─── Texte fourni ───
Il conviendrait alors d’évaluer cinq compétences ou aptitudes :

  1. La sensibilisation aux données

  2. L’acceptation de l’incertitude

  3. Le codage et la pensée informatique

  4. La pensée critique adaptée au monde numérique

  5. Compréhension de notre propre humanité face à l’IA


Où en sommes-nous aujourd’hui et quels sont les progrès constatés auprès des différentes classes d’âge en France ?


Dans un article signé par Kevin Sigavret, Nathalie Blanc et André Tricot, on rappellera en introduction que « Apprendre à programmer pourrait ainsi améliorer les aptitudes au raisonnement logique (Psycharis & Kallia, 2017) et avoir une influence positive sur certaines compétences dites de « haut niveau » (Popat & Starkey, 2019). » Et si tout le monde d’accorde à dire que l’apprentissage de la programmation et de la pensée informatique est très fortement attaché à la notion de compétence, on comprend alors que l’on évoque une évaluation des compétences et non plus de la connaissance. Le Ministère de l’éducation, de l’enseignement supérieur et de la recherche ayant fixé comme définition d’une compétence : « l’aptitude à mobiliser des ressources (connaissances, capacités, attitudes) pour accomplir une tâche ou faire face à une situation complexe ou inédite ».
─── Données ───
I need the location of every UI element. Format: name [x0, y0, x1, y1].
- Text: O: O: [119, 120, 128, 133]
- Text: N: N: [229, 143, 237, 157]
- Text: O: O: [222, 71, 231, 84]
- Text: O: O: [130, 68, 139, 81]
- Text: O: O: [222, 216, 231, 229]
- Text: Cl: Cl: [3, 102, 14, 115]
───
» Actions à mener
• a. Recopiez à l'identique la partie du texte fourni qui s'ouvre sur les mots « 5. Compréhension de » et se clôt sur « d’âge en France ? ».
• b. Répondez brièvement à ces questions sur le texte fourni :
(i) Combien de compétences ou aptitudes conviendrait-il d'évaluer ?
(ii) Qui signe l'article cité ?
(iii) Quel ministère a fixé la définition d'une compétence ?

» Tâches résolues
• a.
5. Compréhension de notre propre humanité face à l’IA


Où en sommes-nous aujourd’hui et quels sont les progrès constatés auprès des différentes classes d’âge en France ?

• b.
(i) Cinq.
(ii) Kevin Sigavret, Nathalie Blanc et André Tricot.
(iii) Le Ministère de l'éducation, de l'enseignement supérieur et de la recherche.